Restate the entries word for word, omitting nothing.

· · ·

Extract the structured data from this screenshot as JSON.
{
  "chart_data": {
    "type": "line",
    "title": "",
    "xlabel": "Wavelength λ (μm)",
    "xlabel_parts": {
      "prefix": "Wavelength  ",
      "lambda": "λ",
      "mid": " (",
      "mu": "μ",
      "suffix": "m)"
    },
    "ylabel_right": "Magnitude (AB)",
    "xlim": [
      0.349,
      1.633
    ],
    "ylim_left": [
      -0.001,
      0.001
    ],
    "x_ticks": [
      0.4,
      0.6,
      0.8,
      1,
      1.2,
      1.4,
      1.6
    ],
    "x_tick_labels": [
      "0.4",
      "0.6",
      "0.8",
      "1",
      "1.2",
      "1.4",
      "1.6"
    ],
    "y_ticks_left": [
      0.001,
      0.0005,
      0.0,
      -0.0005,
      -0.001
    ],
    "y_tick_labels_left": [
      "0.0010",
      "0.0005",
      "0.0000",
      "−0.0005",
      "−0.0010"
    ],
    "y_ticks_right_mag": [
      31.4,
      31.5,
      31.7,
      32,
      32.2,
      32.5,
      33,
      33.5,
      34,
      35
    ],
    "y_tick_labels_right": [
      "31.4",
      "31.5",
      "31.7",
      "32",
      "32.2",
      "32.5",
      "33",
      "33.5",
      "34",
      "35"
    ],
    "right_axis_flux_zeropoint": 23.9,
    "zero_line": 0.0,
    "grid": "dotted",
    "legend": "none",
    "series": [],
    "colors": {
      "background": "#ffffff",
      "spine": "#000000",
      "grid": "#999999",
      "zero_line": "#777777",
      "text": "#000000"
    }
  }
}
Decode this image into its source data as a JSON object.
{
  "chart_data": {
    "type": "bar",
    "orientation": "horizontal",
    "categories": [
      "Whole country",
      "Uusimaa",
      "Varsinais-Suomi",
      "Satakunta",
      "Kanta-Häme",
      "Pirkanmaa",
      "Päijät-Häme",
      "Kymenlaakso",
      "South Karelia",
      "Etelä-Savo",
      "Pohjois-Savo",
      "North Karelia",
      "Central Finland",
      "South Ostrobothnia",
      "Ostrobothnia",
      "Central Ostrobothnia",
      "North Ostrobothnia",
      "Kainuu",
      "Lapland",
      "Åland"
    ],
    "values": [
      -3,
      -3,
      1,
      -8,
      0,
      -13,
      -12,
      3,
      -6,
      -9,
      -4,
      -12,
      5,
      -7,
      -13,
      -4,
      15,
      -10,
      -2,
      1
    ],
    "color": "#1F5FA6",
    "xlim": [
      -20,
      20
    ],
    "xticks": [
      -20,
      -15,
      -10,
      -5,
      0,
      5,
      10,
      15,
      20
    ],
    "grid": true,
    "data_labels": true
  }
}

· · ·

§ SOLUTION TO THIS TASK
Extract the structured data from this screenshot as JSON.
{
  "chart_data": {
    "type": "line",
    "title": "",
    "xlabel": "Wavelength λ (μm)",
    "xlabel_parts": {
      "prefix": "Wavelength  ",
      "lambda": "λ",
      "mid": " (",
      "mu": "μ",
      "suffix": "m)"
    },
    "ylabel_right": "Magnitude (AB)",
    "xlim": [
      0.349,
      1.633
    ],
    "ylim_left": [
      -0.001,
      0.001
    ],
    "x_ticks": [
      0.4,
      0.6,
      0.8,
      1,
      1.2,
      1.4,
      1.6
    ],
    "x_tick_labels": [
      "0.4",
      "0.6",
      "0.8",
      "1",
      "1.2",
      "1.4",
      "1.6"
    ],
    "y_ticks_left": [
      0.001,
      0.0005,
      0.0,
      -0.0005,
      -0.001
    ],
    "y_tick_labels_left": [
      "0.0010",
      "0.0005",
      "0.0000",
      "−0.0005",
      "−0.0010"
    ],
    "y_ticks_right_mag": [
      31.4,
      31.5,
      31.7,
      32,
      32.2,
      32.5,
      33,
      33.5,
      34,
      35
    ],
    "y_tick_labels_right": [
      "31.4",
      "31.5",
      "31.7",
      "32",
      "32.2",
      "32.5",
      "33",
      "33.5",
      "34",
      "35"
    ],
    "right_axis_flux_zeropoint": 23.9,
    "zero_line": 0.0,
    "grid": "dotted",
    "legend": "none",
    "series": [],
    "colors": {
      "background": "#ffffff",
      "spine": "#000000",
      "grid": "#999999",
      "zero_line": "#777777",
      "text": "#000000"
    }
  }
}
Decode this image into its source data as a JSON object.
{
  "chart_data": {
    "type": "bar",
    "orientation": "horizontal",
    "categories": [
      "Whole country",
      "Uusimaa",
      "Varsinais-Suomi",
      "Satakunta",
      "Kanta-Häme",
      "Pirkanmaa",
      "Päijät-Häme",
      "Kymenlaakso",
      "South Karelia",
      "Etelä-Savo",
      "Pohjois-Savo",
      "North Karelia",
      "Central Finland",
      "South Ostrobothnia",
      "Ostrobothnia",
      "Central Ostrobothnia",
      "North Ostrobothnia",
      "Kainuu",
      "Lapland",
      "Åland"
    ],
    "values": [
      -3,
      -3,
      1,
      -8,
      0,
      -13,
      -12,
      3,
      -6,
      -9,
      -4,
      -12,
      5,
      -7,
      -13,
      -4,
      15,
      -10,
      -2,
      1
    ],
    "color": "#1F5FA6",
    "xlim": [
      -20,
      20
    ],
    "xticks": [
      -20,
      -15,
      -10,
      -5,
      0,
      5,
      10,
      15,
      20
    ],
    "grid": true,
    "data_labels": true
  }
}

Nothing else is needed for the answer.